> _Exercise_:
From the entries below, say how many lines carry the word "MoonBlack", and give nothing but the number.

> _Dataset excerpts_:
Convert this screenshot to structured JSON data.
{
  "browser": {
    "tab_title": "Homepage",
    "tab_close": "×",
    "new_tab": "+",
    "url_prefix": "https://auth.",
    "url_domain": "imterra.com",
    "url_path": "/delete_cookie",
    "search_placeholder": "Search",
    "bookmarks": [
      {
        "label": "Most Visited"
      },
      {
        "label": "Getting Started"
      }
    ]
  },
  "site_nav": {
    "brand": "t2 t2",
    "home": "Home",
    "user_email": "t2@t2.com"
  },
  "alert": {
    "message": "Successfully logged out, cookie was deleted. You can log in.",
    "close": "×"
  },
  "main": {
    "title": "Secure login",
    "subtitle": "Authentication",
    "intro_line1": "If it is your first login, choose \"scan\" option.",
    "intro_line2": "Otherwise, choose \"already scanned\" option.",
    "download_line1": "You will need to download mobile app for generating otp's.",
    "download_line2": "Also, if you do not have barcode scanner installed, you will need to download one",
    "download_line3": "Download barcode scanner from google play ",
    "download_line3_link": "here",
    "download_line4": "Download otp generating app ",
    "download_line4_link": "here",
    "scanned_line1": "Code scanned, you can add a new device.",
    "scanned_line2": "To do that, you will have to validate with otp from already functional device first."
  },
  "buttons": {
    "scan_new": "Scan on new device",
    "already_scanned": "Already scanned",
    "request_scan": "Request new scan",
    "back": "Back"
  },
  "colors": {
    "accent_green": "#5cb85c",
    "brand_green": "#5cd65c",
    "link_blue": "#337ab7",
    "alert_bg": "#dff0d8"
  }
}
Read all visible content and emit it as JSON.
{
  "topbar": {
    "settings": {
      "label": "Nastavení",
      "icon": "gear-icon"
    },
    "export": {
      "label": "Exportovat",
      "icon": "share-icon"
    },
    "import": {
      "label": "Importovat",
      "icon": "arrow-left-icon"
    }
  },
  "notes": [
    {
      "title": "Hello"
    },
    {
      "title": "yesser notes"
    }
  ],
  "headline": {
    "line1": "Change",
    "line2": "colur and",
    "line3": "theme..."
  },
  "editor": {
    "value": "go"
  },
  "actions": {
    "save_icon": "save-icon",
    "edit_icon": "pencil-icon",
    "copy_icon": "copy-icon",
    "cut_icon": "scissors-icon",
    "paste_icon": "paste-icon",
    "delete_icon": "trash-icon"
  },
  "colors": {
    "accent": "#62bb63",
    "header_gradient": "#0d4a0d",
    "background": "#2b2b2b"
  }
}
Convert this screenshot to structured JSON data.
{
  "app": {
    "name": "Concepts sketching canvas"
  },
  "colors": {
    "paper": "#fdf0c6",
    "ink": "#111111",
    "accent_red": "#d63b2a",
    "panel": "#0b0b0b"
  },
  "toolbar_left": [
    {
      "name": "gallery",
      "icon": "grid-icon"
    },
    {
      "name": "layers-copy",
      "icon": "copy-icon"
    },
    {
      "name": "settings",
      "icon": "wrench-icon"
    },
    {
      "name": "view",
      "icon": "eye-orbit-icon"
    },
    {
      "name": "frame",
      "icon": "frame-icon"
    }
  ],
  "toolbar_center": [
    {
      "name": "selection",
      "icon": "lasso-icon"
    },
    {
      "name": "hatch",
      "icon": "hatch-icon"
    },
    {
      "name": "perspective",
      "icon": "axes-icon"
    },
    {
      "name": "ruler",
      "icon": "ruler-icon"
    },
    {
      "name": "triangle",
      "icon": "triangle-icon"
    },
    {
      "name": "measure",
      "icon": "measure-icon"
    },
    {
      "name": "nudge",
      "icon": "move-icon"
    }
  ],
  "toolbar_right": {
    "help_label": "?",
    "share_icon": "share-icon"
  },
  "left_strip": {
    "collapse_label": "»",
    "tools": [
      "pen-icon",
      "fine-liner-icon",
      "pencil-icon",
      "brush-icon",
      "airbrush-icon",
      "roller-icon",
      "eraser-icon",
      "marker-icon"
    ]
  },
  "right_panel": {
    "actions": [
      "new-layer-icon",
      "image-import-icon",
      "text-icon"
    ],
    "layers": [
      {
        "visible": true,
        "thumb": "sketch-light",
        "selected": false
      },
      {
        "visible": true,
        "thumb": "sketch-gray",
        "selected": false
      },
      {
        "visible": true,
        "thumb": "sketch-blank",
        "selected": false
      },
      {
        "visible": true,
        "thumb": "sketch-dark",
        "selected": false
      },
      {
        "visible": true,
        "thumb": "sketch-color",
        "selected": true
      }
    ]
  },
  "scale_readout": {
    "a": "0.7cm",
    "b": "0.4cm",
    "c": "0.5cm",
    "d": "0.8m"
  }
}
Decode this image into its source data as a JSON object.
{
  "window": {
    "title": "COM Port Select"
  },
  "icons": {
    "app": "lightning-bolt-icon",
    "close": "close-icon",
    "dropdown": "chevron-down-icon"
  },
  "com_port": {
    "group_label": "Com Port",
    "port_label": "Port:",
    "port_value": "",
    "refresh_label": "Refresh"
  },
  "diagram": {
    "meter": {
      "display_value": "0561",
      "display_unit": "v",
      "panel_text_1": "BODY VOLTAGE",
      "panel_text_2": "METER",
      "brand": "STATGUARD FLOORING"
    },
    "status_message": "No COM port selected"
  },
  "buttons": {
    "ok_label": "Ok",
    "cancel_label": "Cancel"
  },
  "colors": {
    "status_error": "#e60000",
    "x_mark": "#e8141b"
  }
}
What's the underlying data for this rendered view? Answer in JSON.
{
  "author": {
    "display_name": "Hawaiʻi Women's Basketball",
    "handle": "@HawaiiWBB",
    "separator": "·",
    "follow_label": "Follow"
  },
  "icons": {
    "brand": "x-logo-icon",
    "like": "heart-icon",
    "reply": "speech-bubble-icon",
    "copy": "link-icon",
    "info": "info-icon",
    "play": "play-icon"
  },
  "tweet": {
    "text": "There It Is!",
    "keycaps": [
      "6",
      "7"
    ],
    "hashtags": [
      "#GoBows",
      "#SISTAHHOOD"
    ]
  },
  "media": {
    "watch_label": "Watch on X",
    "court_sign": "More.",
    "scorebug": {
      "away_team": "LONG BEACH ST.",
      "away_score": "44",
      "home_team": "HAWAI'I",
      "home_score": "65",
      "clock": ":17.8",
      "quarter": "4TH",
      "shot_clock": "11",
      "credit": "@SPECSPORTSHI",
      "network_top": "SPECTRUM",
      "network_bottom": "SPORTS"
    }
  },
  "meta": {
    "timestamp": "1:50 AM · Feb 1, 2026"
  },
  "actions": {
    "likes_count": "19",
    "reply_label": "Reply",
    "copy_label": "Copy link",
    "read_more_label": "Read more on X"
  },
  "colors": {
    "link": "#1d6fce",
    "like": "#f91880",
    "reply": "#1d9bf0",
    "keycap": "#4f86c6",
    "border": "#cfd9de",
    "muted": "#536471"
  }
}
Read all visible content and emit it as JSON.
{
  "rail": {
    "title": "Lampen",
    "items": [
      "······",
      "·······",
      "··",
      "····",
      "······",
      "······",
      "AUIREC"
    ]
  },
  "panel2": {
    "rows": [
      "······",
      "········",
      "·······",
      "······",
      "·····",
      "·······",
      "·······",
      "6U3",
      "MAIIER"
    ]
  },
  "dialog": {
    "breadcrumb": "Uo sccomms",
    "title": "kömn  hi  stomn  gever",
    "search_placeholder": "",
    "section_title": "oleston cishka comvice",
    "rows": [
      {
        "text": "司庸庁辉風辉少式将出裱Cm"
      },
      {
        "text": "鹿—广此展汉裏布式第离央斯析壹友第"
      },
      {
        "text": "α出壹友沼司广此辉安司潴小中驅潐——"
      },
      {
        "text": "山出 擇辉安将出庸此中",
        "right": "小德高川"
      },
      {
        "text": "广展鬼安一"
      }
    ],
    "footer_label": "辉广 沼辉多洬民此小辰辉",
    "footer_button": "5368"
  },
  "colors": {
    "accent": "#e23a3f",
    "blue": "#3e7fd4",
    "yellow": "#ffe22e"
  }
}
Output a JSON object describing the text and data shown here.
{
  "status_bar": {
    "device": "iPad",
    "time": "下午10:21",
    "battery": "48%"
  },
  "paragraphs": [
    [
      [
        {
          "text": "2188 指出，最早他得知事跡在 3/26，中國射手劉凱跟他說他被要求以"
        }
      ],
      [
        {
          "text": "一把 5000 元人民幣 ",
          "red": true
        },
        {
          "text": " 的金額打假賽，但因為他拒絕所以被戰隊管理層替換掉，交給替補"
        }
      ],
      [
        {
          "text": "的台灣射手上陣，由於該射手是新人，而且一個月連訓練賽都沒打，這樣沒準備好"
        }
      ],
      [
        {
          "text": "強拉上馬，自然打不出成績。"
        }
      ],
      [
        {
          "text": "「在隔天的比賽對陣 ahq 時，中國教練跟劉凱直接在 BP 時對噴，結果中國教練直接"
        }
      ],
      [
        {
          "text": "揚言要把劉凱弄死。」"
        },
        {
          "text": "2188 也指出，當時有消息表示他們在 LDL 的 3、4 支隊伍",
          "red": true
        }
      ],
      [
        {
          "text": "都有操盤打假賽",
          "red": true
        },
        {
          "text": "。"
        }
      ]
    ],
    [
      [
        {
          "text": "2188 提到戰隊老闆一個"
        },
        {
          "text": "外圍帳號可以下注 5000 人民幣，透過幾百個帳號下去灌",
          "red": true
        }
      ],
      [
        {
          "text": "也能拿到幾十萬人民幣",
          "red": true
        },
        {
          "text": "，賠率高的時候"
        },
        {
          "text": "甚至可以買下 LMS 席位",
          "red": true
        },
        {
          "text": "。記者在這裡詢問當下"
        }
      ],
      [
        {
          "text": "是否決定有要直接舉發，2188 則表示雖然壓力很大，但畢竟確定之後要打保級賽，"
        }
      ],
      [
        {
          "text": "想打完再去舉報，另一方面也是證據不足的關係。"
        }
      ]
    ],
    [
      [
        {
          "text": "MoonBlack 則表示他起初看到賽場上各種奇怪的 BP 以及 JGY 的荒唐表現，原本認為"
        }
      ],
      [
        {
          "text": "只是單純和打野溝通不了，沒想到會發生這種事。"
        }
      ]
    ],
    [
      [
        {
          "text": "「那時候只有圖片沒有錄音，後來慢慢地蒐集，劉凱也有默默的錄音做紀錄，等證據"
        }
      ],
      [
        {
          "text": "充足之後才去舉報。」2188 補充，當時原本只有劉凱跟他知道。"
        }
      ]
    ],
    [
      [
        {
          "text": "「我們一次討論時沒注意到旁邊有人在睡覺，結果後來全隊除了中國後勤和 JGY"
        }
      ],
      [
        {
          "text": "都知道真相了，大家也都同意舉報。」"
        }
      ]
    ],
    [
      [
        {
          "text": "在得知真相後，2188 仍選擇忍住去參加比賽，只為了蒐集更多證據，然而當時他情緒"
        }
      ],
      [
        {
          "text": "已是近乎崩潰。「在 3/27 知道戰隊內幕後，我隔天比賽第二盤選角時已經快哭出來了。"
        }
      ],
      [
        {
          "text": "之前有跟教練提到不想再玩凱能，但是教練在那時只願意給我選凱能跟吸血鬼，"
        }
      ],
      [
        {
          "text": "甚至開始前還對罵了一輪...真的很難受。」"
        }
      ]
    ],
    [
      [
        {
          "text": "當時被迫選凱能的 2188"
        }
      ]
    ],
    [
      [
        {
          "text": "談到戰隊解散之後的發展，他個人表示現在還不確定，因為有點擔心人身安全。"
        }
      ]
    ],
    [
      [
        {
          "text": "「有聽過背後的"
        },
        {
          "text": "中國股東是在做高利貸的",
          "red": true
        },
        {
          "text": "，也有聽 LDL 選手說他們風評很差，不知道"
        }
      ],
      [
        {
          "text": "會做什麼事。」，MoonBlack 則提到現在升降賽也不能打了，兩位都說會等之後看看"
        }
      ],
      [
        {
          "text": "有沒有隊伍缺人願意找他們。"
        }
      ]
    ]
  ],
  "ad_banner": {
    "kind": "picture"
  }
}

> _Right answer_:
2